───── Data listing

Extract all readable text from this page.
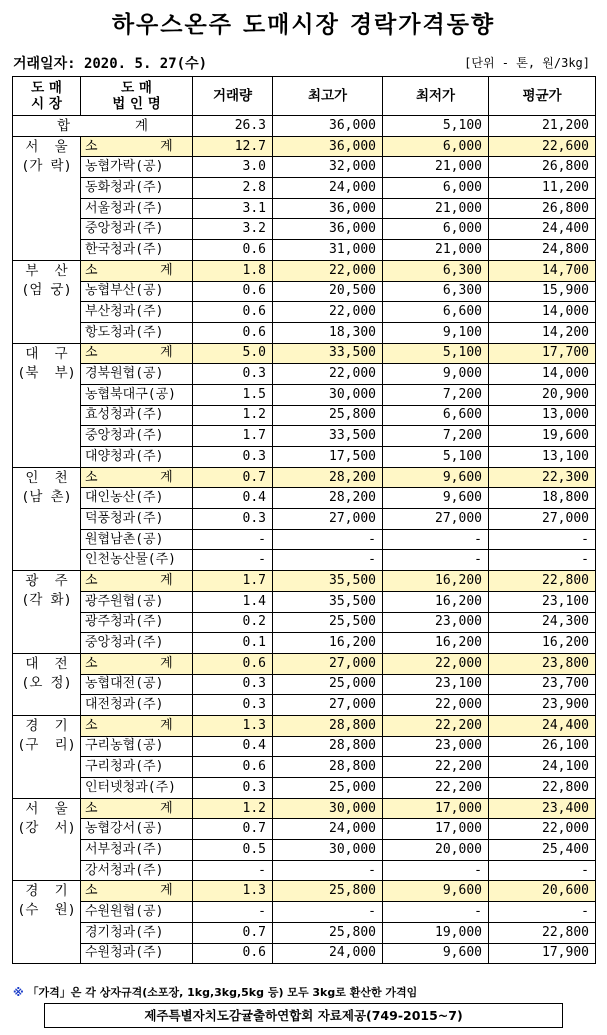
하우스온주 도매시장 경락가격동향
거래일자: 2020. 5. 27(수)	[단위 - 톤, 원/3kg]
도 매
시 장	도 매
법 인 명	거래량	최고가	최저가	평균가
합        계		26.3	36,000	5,100	21,200
서  울
(가 락)	소        계	12.7	36,000	6,000	22,600
	농협가락(공)	3.0	32,000	21,000	26,800
	동화청과(주)	2.8	24,000	6,000	11,200
	서울청과(주)	3.1	36,000	21,000	26,800
	중앙청과(주)	3.2	36,000	6,000	24,400
	한국청과(주)	0.6	31,000	21,000	24,800
부  산
(엄 궁)	소        계	1.8	22,000	6,300	14,700
	농협부산(공)	0.6	20,500	6,300	15,900
	부산청과(주)	0.6	22,000	6,600	14,000
	항도청과(주)	0.6	18,300	9,100	14,200
대  구
(북  부)	소        계	5.0	33,500	5,100	17,700
	경북원협(공)	0.3	22,000	9,000	14,000
	농협북대구(공)	1.5	30,000	7,200	20,900
	효성청과(주)	1.2	25,800	6,600	13,000
	중앙청과(주)	1.7	33,500	7,200	19,600
	대양청과(주)	0.3	17,500	5,100	13,100
인  천
(남 촌)	소        계	0.7	28,200	9,600	22,300
	대인농산(주)	0.4	28,200	9,600	18,800
	덕풍청과(주)	0.3	27,000	27,000	27,000
	원협남촌(공)	-	-	-	-
	인천농산물(주)	-	-	-	-
광  주
(각 화)	소        계	1.7	35,500	16,200	22,800
	광주원협(공)	1.4	35,500	16,200	23,100
	광주청과(주)	0.2	25,500	23,000	24,300
	중앙청과(주)	0.1	16,200	16,200	16,200
대  전
(오 정)	소        계	0.6	27,000	22,000	23,800
	농협대전(공)	0.3	25,000	23,100	23,700
	대전청과(주)	0.3	27,000	22,000	23,900
경  기
(구  리)	소        계	1.3	28,800	22,200	24,400
	구리농협(공)	0.4	28,800	23,000	26,100
	구리청과(주)	0.6	28,800	22,200	24,100
	인터넷청과(주)	0.3	25,000	22,200	22,800
서  울
(강  서)	소        계	1.2	30,000	17,000	23,400
	농협강서(공)	0.7	24,000	17,000	22,000
	서부청과(주)	0.5	30,000	20,000	25,400
	강서청과(주)	-	-	-	-
경  기
(수  원)	소        계	1.3	25,800	9,600	20,600
	수원원협(공)	-	-	-	-
	경기청과(주)	0.7	25,800	19,000	22,800
	수원청과(주)	0.6	24,000	9,600	17,900
※ 「가격」은 각 상자규격(소포장, 1kg,3kg,5kg 등) 모두 3kg로 환산한 가격임
제주특별자치도감귤출하연합회 자료제공(749-2015~7)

──────────

» **Directions for this task**:
Within the records above, how many lines include the word "중앙청과"? State the number by itself.

» **Correct answer**:
3